Set the data down again, exactly as it reads, but without the pictures.

---------- Information provided ----------

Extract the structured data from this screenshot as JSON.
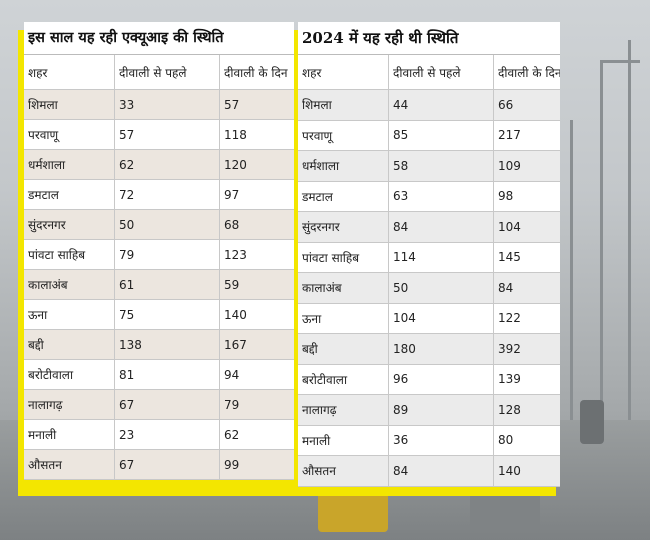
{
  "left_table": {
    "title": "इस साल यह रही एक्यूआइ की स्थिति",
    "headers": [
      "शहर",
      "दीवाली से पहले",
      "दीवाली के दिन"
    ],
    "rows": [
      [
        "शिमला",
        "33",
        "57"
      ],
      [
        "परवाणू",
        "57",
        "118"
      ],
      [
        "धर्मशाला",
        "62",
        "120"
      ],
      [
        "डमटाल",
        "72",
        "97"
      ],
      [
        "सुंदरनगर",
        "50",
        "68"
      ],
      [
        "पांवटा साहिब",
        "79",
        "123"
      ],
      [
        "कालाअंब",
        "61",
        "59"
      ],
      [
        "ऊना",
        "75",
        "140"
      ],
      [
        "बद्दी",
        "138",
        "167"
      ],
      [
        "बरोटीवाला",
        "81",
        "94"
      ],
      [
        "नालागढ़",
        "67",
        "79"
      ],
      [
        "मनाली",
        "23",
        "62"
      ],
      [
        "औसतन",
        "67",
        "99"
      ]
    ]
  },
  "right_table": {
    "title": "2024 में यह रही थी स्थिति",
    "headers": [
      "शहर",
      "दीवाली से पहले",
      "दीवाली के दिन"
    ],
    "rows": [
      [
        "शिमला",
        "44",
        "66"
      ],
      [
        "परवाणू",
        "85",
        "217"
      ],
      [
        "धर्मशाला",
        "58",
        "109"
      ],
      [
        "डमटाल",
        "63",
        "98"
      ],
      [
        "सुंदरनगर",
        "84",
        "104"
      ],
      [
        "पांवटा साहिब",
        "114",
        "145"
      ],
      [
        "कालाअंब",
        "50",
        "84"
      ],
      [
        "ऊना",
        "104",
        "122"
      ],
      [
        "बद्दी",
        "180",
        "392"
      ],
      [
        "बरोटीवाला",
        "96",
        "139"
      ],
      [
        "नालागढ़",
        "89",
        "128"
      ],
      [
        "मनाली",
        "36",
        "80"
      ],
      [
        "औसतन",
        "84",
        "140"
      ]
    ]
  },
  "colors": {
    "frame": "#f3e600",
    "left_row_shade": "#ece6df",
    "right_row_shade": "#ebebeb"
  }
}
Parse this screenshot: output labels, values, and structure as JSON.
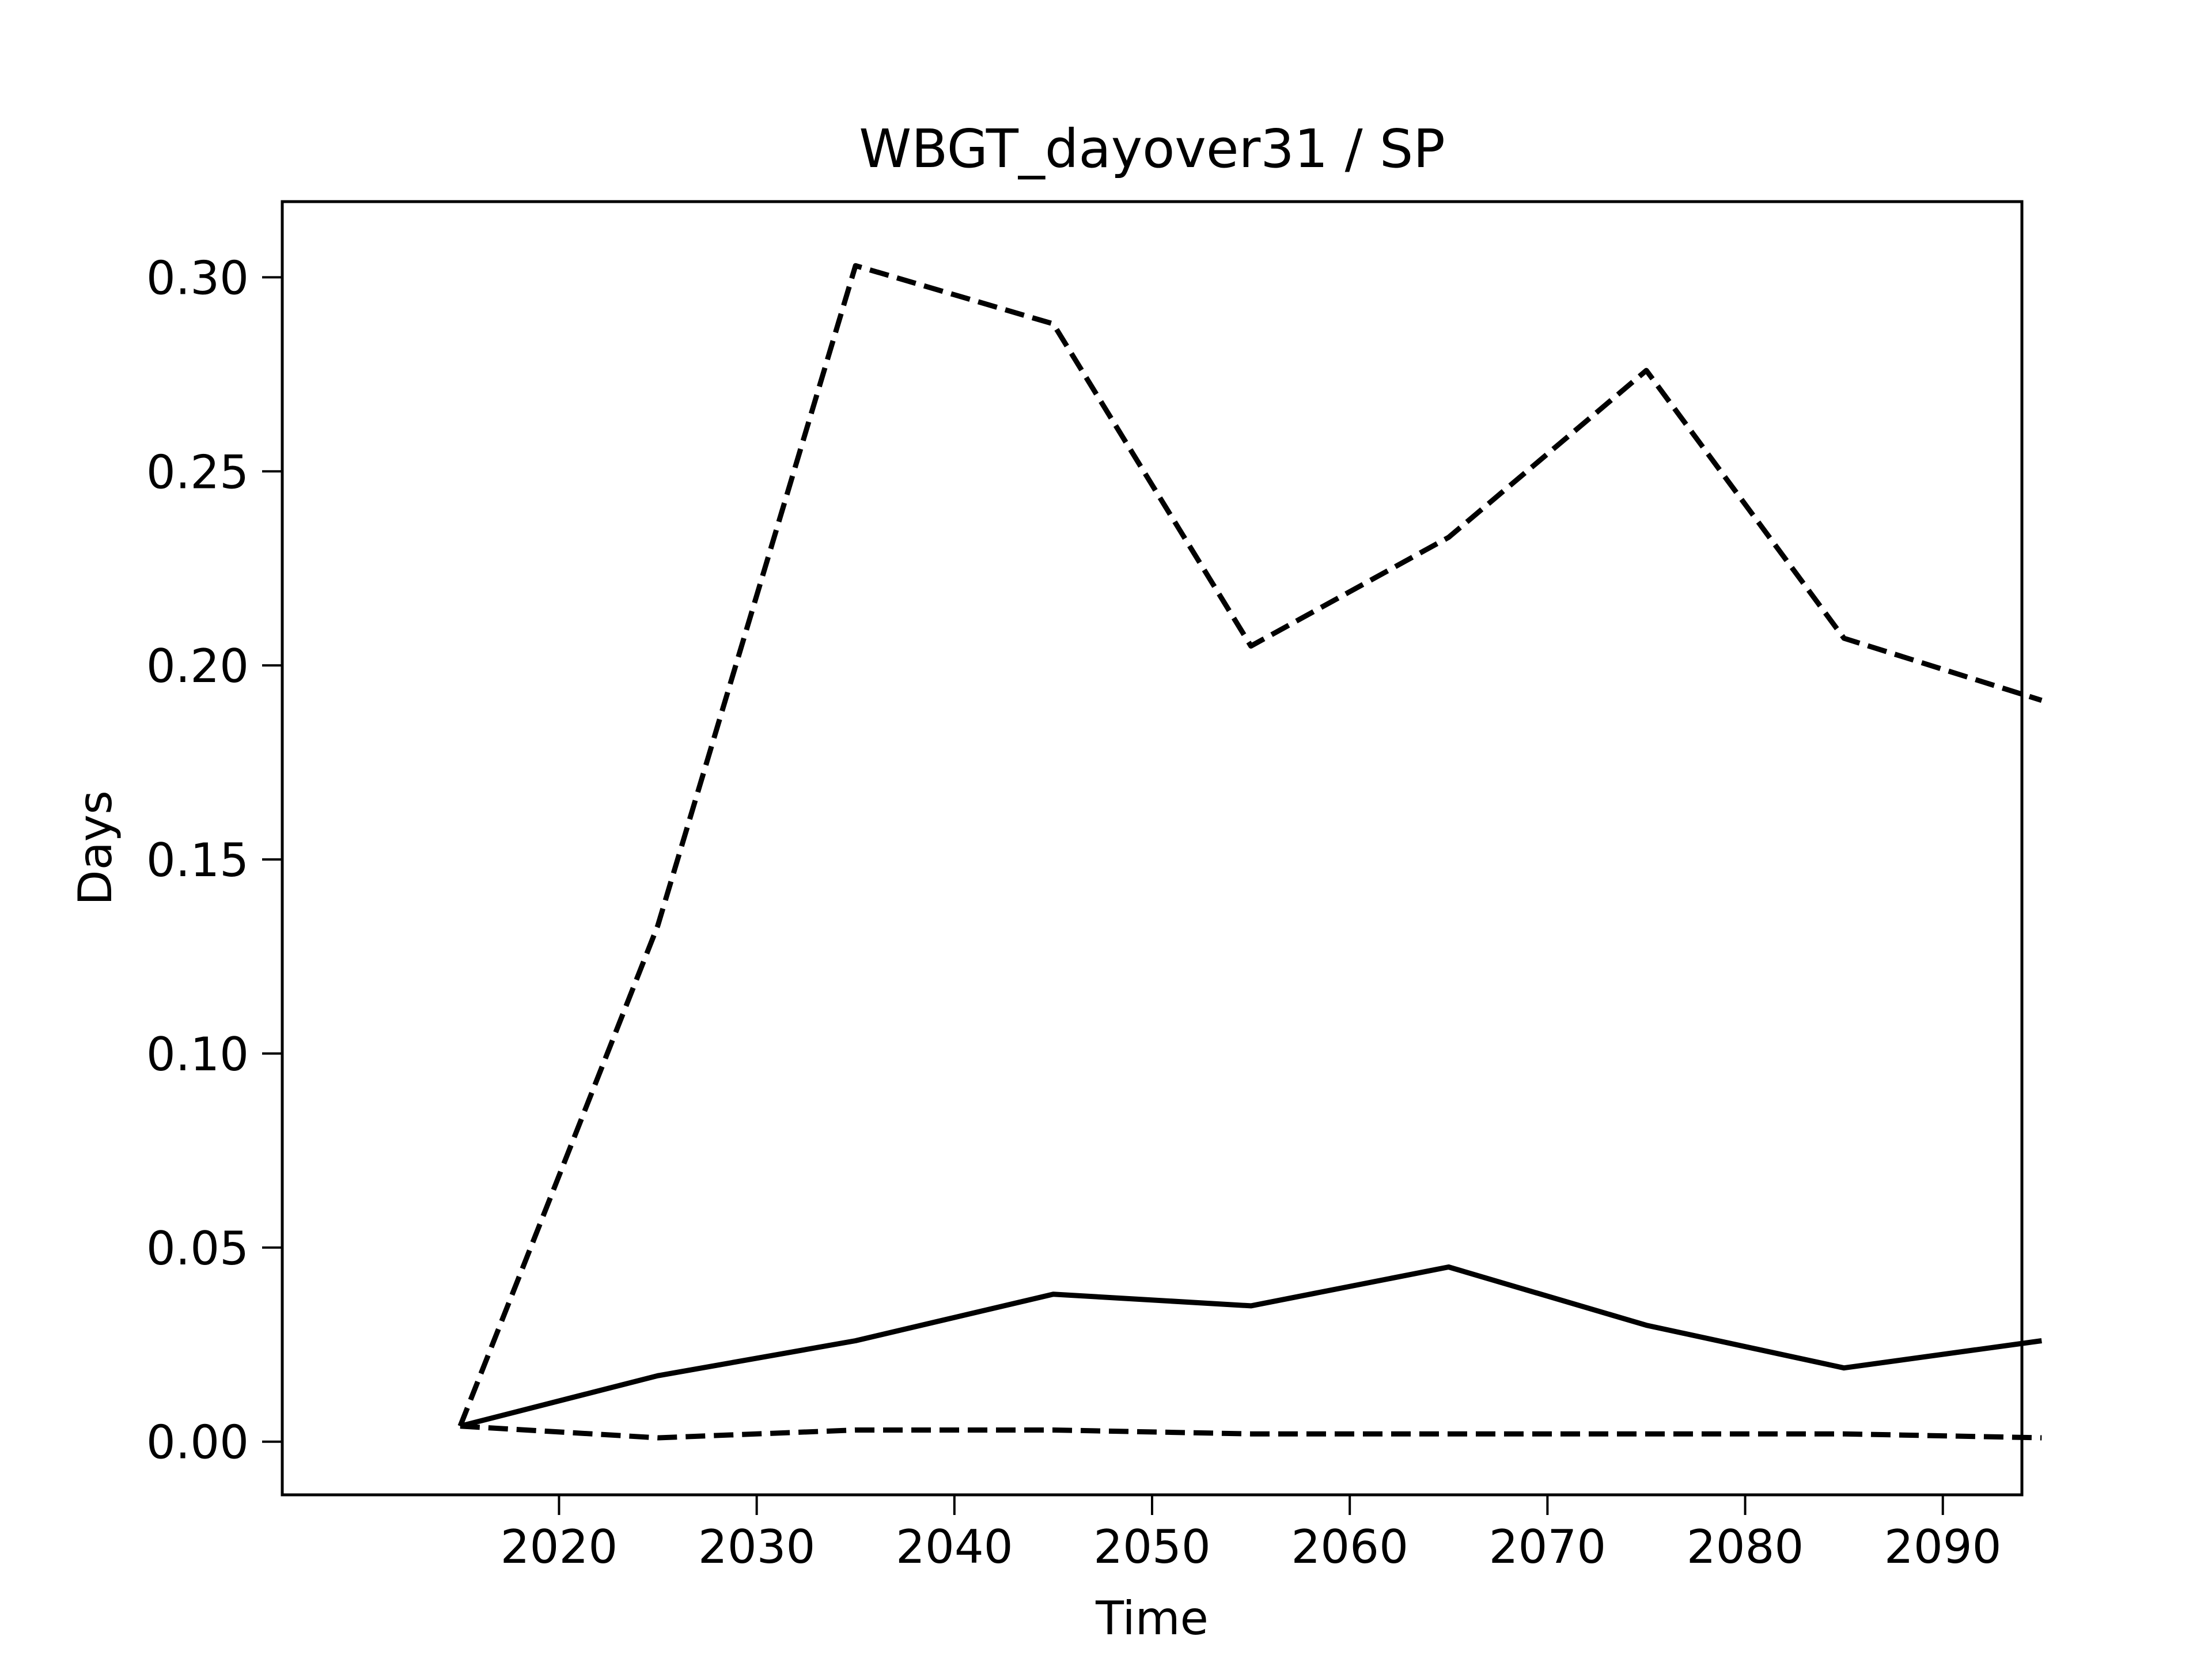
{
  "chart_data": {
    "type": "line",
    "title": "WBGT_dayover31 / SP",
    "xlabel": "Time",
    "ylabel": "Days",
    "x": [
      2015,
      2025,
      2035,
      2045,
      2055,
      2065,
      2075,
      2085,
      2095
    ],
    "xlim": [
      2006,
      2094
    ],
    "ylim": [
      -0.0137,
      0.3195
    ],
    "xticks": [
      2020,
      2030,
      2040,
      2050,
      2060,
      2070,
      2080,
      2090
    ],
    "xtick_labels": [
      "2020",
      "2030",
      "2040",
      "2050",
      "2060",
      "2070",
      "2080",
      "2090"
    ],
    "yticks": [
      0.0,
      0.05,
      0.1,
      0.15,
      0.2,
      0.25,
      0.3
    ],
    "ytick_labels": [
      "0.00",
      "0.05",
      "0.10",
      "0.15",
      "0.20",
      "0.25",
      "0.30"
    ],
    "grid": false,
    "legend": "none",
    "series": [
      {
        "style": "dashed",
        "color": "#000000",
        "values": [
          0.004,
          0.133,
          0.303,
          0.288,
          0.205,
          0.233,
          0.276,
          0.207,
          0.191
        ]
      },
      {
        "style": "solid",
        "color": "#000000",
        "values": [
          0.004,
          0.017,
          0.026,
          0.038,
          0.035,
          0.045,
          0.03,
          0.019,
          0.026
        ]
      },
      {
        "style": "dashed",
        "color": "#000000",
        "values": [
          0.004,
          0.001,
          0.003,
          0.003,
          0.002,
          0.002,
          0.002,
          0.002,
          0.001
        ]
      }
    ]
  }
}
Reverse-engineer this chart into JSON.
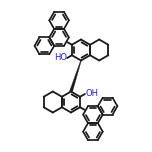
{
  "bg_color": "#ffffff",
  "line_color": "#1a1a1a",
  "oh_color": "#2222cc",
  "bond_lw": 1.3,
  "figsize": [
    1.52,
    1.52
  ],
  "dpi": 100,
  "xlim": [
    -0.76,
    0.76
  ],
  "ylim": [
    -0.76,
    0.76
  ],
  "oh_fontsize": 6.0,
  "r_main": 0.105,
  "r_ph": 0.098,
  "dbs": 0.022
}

----------

Exercise response:
Extract the structured data from this screenshot as JSON.
{
  "left_table": {
    "title": "इस साल यह रही एक्यूआइ की स्थिति",
    "headers": [
      "शहर",
      "दीवाली से पहले",
      "दीवाली के दिन"
    ],
    "rows": [
      [
        "शिमला",
        "33",
        "57"
      ],
      [
        "परवाणू",
        "57",
        "118"
      ],
      [
        "धर्मशाला",
        "62",
        "120"
      ],
      [
        "डमटाल",
        "72",
        "97"
      ],
      [
        "सुंदरनगर",
        "50",
        "68"
      ],
      [
        "पांवटा साहिब",
        "79",
        "123"
      ],
      [
        "कालाअंब",
        "61",
        "59"
      ],
      [
        "ऊना",
        "75",
        "140"
      ],
      [
        "बद्दी",
        "138",
        "167"
      ],
      [
        "बरोटीवाला",
        "81",
        "94"
      ],
      [
        "नालागढ़",
        "67",
        "79"
      ],
      [
        "मनाली",
        "23",
        "62"
      ],
      [
        "औसतन",
        "67",
        "99"
      ]
    ]
  },
  "right_table": {
    "title": "2024 में यह रही थी स्थिति",
    "headers": [
      "शहर",
      "दीवाली से पहले",
      "दीवाली के दिन"
    ],
    "rows": [
      [
        "शिमला",
        "44",
        "66"
      ],
      [
        "परवाणू",
        "85",
        "217"
      ],
      [
        "धर्मशाला",
        "58",
        "109"
      ],
      [
        "डमटाल",
        "63",
        "98"
      ],
      [
        "सुंदरनगर",
        "84",
        "104"
      ],
      [
        "पांवटा साहिब",
        "114",
        "145"
      ],
      [
        "कालाअंब",
        "50",
        "84"
      ],
      [
        "ऊना",
        "104",
        "122"
      ],
      [
        "बद्दी",
        "180",
        "392"
      ],
      [
        "बरोटीवाला",
        "96",
        "139"
      ],
      [
        "नालागढ़",
        "89",
        "128"
      ],
      [
        "मनाली",
        "36",
        "80"
      ],
      [
        "औसतन",
        "84",
        "140"
      ]
    ]
  },
  "colors": {
    "frame": "#f3e600",
    "left_row_shade": "#ece6df",
    "right_row_shade": "#ebebeb"
  }
}
Parse this screenshot: output labels, values, and structure as JSON.
{
  "chart_data": {
    "type": "line",
    "title": "WBGT_dayover31 / SP",
    "xlabel": "Time",
    "ylabel": "Days",
    "x": [
      2015,
      2025,
      2035,
      2045,
      2055,
      2065,
      2075,
      2085,
      2095
    ],
    "xlim": [
      2006,
      2094
    ],
    "ylim": [
      -0.0137,
      0.3195
    ],
    "xticks": [
      2020,
      2030,
      2040,
      2050,
      2060,
      2070,
      2080,
      2090
    ],
    "xtick_labels": [
      "2020",
      "2030",
      "2040",
      "2050",
      "2060",
      "2070",
      "2080",
      "2090"
    ],
    "yticks": [
      0.0,
      0.05,
      0.1,
      0.15,
      0.2,
      0.25,
      0.3
    ],
    "ytick_labels": [
      "0.00",
      "0.05",
      "0.10",
      "0.15",
      "0.20",
      "0.25",
      "0.30"
    ],
    "grid": false,
    "legend": "none",
    "series": [
      {
        "style": "dashed",
        "color": "#000000",
        "values": [
          0.004,
          0.133,
          0.303,
          0.288,
          0.205,
          0.233,
          0.276,
          0.207,
          0.191
        ]
      },
      {
        "style": "solid",
        "color": "#000000",
        "values": [
          0.004,
          0.017,
          0.026,
          0.038,
          0.035,
          0.045,
          0.03,
          0.019,
          0.026
        ]
      },
      {
        "style": "dashed",
        "color": "#000000",
        "values": [
          0.004,
          0.001,
          0.003,
          0.003,
          0.002,
          0.002,
          0.002,
          0.002,
          0.001
        ]
      }
    ]
  }
}
Reverse-engineer this chart into JSON.
{
  "bg_color": "#ffffff",
  "line_color": "#1a1a1a",
  "oh_color": "#2222cc",
  "bond_lw": 1.3,
  "figsize": [
    1.52,
    1.52
  ],
  "dpi": 100,
  "xlim": [
    -0.76,
    0.76
  ],
  "ylim": [
    -0.76,
    0.76
  ],
  "oh_fontsize": 6.0,
  "r_main": 0.105,
  "r_ph": 0.098,
  "dbs": 0.022
}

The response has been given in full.